Stored data:
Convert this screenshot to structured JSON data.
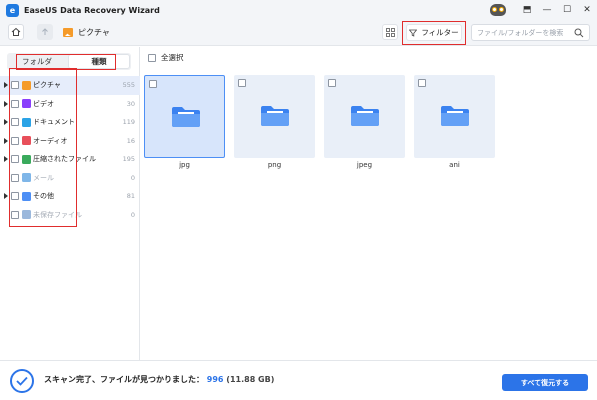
{
  "app": {
    "title": "EaseUS Data Recovery Wizard",
    "accent": "#2c74e8",
    "highlight": "#e02d2d"
  },
  "window": {
    "controls": [
      "⬒",
      "—",
      "☐",
      "✕"
    ]
  },
  "toolbar": {
    "breadcrumb": "ピクチャ",
    "filter_label": "フィルター",
    "search_placeholder": "ファイル/フォルダーを検索"
  },
  "sidebar": {
    "tabs": [
      {
        "label": "フォルダ",
        "active": false
      },
      {
        "label": "種類",
        "active": true
      }
    ],
    "categories": [
      {
        "label": "ピクチャ",
        "count": "555",
        "icon": "image-icon",
        "color": "#f59b2a",
        "expandable": true,
        "selected": true,
        "dim": false
      },
      {
        "label": "ビデオ",
        "count": "30",
        "icon": "video-icon",
        "color": "#8a3ffc",
        "expandable": true,
        "selected": false,
        "dim": false
      },
      {
        "label": "ドキュメント",
        "count": "119",
        "icon": "document-icon",
        "color": "#2ba3e6",
        "expandable": true,
        "selected": false,
        "dim": false
      },
      {
        "label": "オーディオ",
        "count": "16",
        "icon": "audio-icon",
        "color": "#e84f5a",
        "expandable": true,
        "selected": false,
        "dim": false
      },
      {
        "label": "圧縮されたファイル",
        "count": "195",
        "icon": "archive-icon",
        "color": "#3aaa5c",
        "expandable": true,
        "selected": false,
        "dim": false
      },
      {
        "label": "メール",
        "count": "0",
        "icon": "mail-icon",
        "color": "#7fb6e8",
        "expandable": false,
        "selected": false,
        "dim": true
      },
      {
        "label": "その他",
        "count": "81",
        "icon": "folder-icon",
        "color": "#4d8ff5",
        "expandable": true,
        "selected": false,
        "dim": false
      },
      {
        "label": "未保存ファイル",
        "count": "0",
        "icon": "unsaved-file-icon",
        "color": "#9bb8dc",
        "expandable": false,
        "selected": false,
        "dim": true
      }
    ]
  },
  "main": {
    "select_all_label": "全選択",
    "folders": [
      {
        "name": "jpg",
        "selected": true
      },
      {
        "name": "png",
        "selected": false
      },
      {
        "name": "jpeg",
        "selected": false
      },
      {
        "name": "ani",
        "selected": false
      }
    ]
  },
  "footer": {
    "status_text": "スキャン完了、ファイルが見つかりました：",
    "count": "996",
    "size": "(11.88 GB)",
    "recover_label": "すべて復元する"
  }
}
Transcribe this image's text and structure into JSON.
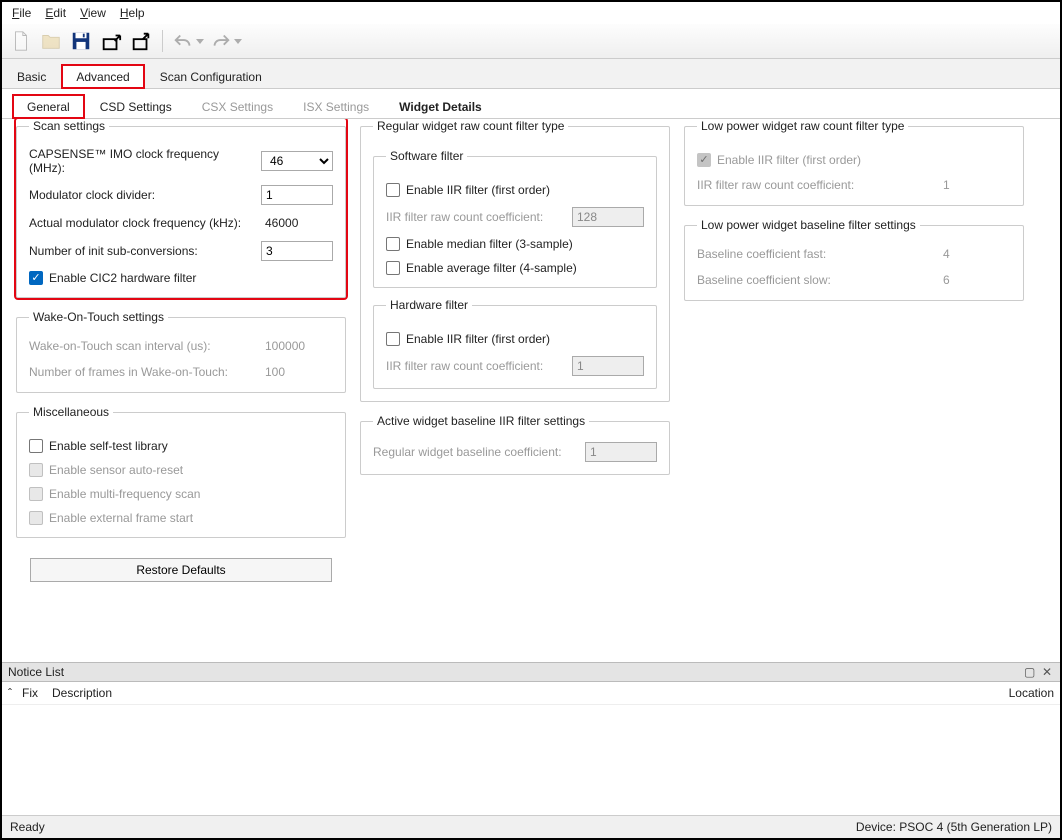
{
  "menu": {
    "file": "File",
    "edit": "Edit",
    "view": "View",
    "help": "Help"
  },
  "mainTabs": {
    "basic": "Basic",
    "advanced": "Advanced",
    "scanConfig": "Scan Configuration"
  },
  "subTabs": {
    "general": "General",
    "csd": "CSD Settings",
    "csx": "CSX Settings",
    "isx": "ISX Settings",
    "widgetDetails": "Widget Details"
  },
  "scanSettings": {
    "legend": "Scan settings",
    "imoLabel": "CAPSENSE™ IMO clock frequency (MHz):",
    "imoValue": "46",
    "modDivLabel": "Modulator clock divider:",
    "modDivValue": "1",
    "actualModLabel": "Actual modulator clock frequency (kHz):",
    "actualModValue": "46000",
    "initSubLabel": "Number of init sub-conversions:",
    "initSubValue": "3",
    "enableCic2": "Enable CIC2 hardware filter"
  },
  "wakeOnTouch": {
    "legend": "Wake-On-Touch settings",
    "scanIntervalLabel": "Wake-on-Touch scan interval (us):",
    "scanIntervalValue": "100000",
    "framesLabel": "Number of frames in Wake-on-Touch:",
    "framesValue": "100"
  },
  "misc": {
    "legend": "Miscellaneous",
    "selfTest": "Enable self-test library",
    "autoReset": "Enable sensor auto-reset",
    "multiFreq": "Enable multi-frequency scan",
    "extFrame": "Enable external frame start"
  },
  "restoreDefaults": "Restore Defaults",
  "regularRawFilter": {
    "legend": "Regular widget raw count filter type",
    "softwareLegend": "Software filter",
    "iirFirst": "Enable IIR filter (first order)",
    "iirCoeffLabel": "IIR filter raw count coefficient:",
    "iirCoeffValue": "128",
    "median": "Enable median filter (3-sample)",
    "average": "Enable average filter (4-sample)",
    "hardwareLegend": "Hardware filter",
    "hwIir": "Enable IIR filter (first order)",
    "hwCoeffLabel": "IIR filter raw count coefficient:",
    "hwCoeffValue": "1"
  },
  "activeBaseline": {
    "legend": "Active widget baseline IIR filter settings",
    "regCoeffLabel": "Regular widget baseline coefficient:",
    "regCoeffValue": "1"
  },
  "lowPowerRawFilter": {
    "legend": "Low power widget raw count filter type",
    "enableIir": "Enable IIR filter (first order)",
    "coeffLabel": "IIR filter raw count coefficient:",
    "coeffValue": "1"
  },
  "lowPowerBaseline": {
    "legend": "Low power widget baseline filter settings",
    "fastLabel": "Baseline coefficient fast:",
    "fastValue": "4",
    "slowLabel": "Baseline coefficient slow:",
    "slowValue": "6"
  },
  "notice": {
    "title": "Notice List",
    "fix": "Fix",
    "description": "Description",
    "location": "Location"
  },
  "status": {
    "ready": "Ready",
    "device": "Device: PSOC 4 (5th Generation LP)"
  }
}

DIRECTIONS >>
Leave out the pictures and return every record word for word.

RESPONSE >>
Convert this screenshot to structured JSON data.
{
  "app": {
    "title": "EaseUS Data Recovery Wizard",
    "accent": "#2c74e8",
    "highlight": "#e02d2d"
  },
  "window": {
    "controls": [
      "⬒",
      "—",
      "☐",
      "✕"
    ]
  },
  "toolbar": {
    "breadcrumb": "ピクチャ",
    "filter_label": "フィルター",
    "search_placeholder": "ファイル/フォルダーを検索"
  },
  "sidebar": {
    "tabs": [
      {
        "label": "フォルダ",
        "active": false
      },
      {
        "label": "種類",
        "active": true
      }
    ],
    "categories": [
      {
        "label": "ピクチャ",
        "count": "555",
        "icon": "image-icon",
        "color": "#f59b2a",
        "expandable": true,
        "selected": true,
        "dim": false
      },
      {
        "label": "ビデオ",
        "count": "30",
        "icon": "video-icon",
        "color": "#8a3ffc",
        "expandable": true,
        "selected": false,
        "dim": false
      },
      {
        "label": "ドキュメント",
        "count": "119",
        "icon": "document-icon",
        "color": "#2ba3e6",
        "expandable": true,
        "selected": false,
        "dim": false
      },
      {
        "label": "オーディオ",
        "count": "16",
        "icon": "audio-icon",
        "color": "#e84f5a",
        "expandable": true,
        "selected": false,
        "dim": false
      },
      {
        "label": "圧縮されたファイル",
        "count": "195",
        "icon": "archive-icon",
        "color": "#3aaa5c",
        "expandable": true,
        "selected": false,
        "dim": false
      },
      {
        "label": "メール",
        "count": "0",
        "icon": "mail-icon",
        "color": "#7fb6e8",
        "expandable": false,
        "selected": false,
        "dim": true
      },
      {
        "label": "その他",
        "count": "81",
        "icon": "folder-icon",
        "color": "#4d8ff5",
        "expandable": true,
        "selected": false,
        "dim": false
      },
      {
        "label": "未保存ファイル",
        "count": "0",
        "icon": "unsaved-file-icon",
        "color": "#9bb8dc",
        "expandable": false,
        "selected": false,
        "dim": true
      }
    ]
  },
  "main": {
    "select_all_label": "全選択",
    "folders": [
      {
        "name": "jpg",
        "selected": true
      },
      {
        "name": "png",
        "selected": false
      },
      {
        "name": "jpeg",
        "selected": false
      },
      {
        "name": "ani",
        "selected": false
      }
    ]
  },
  "footer": {
    "status_text": "スキャン完了、ファイルが見つかりました：",
    "count": "996",
    "size": "(11.88 GB)",
    "recover_label": "すべて復元する"
  }
}
Transcribe this image's text and structure into JSON.
{
  "menu": {
    "file": "File",
    "edit": "Edit",
    "view": "View",
    "help": "Help"
  },
  "mainTabs": {
    "basic": "Basic",
    "advanced": "Advanced",
    "scanConfig": "Scan Configuration"
  },
  "subTabs": {
    "general": "General",
    "csd": "CSD Settings",
    "csx": "CSX Settings",
    "isx": "ISX Settings",
    "widgetDetails": "Widget Details"
  },
  "scanSettings": {
    "legend": "Scan settings",
    "imoLabel": "CAPSENSE™ IMO clock frequency (MHz):",
    "imoValue": "46",
    "modDivLabel": "Modulator clock divider:",
    "modDivValue": "1",
    "actualModLabel": "Actual modulator clock frequency (kHz):",
    "actualModValue": "46000",
    "initSubLabel": "Number of init sub-conversions:",
    "initSubValue": "3",
    "enableCic2": "Enable CIC2 hardware filter"
  },
  "wakeOnTouch": {
    "legend": "Wake-On-Touch settings",
    "scanIntervalLabel": "Wake-on-Touch scan interval (us):",
    "scanIntervalValue": "100000",
    "framesLabel": "Number of frames in Wake-on-Touch:",
    "framesValue": "100"
  },
  "misc": {
    "legend": "Miscellaneous",
    "selfTest": "Enable self-test library",
    "autoReset": "Enable sensor auto-reset",
    "multiFreq": "Enable multi-frequency scan",
    "extFrame": "Enable external frame start"
  },
  "restoreDefaults": "Restore Defaults",
  "regularRawFilter": {
    "legend": "Regular widget raw count filter type",
    "softwareLegend": "Software filter",
    "iirFirst": "Enable IIR filter (first order)",
    "iirCoeffLabel": "IIR filter raw count coefficient:",
    "iirCoeffValue": "128",
    "median": "Enable median filter (3-sample)",
    "average": "Enable average filter (4-sample)",
    "hardwareLegend": "Hardware filter",
    "hwIir": "Enable IIR filter (first order)",
    "hwCoeffLabel": "IIR filter raw count coefficient:",
    "hwCoeffValue": "1"
  },
  "activeBaseline": {
    "legend": "Active widget baseline IIR filter settings",
    "regCoeffLabel": "Regular widget baseline coefficient:",
    "regCoeffValue": "1"
  },
  "lowPowerRawFilter": {
    "legend": "Low power widget raw count filter type",
    "enableIir": "Enable IIR filter (first order)",
    "coeffLabel": "IIR filter raw count coefficient:",
    "coeffValue": "1"
  },
  "lowPowerBaseline": {
    "legend": "Low power widget baseline filter settings",
    "fastLabel": "Baseline coefficient fast:",
    "fastValue": "4",
    "slowLabel": "Baseline coefficient slow:",
    "slowValue": "6"
  },
  "notice": {
    "title": "Notice List",
    "fix": "Fix",
    "description": "Description",
    "location": "Location"
  },
  "status": {
    "ready": "Ready",
    "device": "Device: PSOC 4 (5th Generation LP)"
  }
}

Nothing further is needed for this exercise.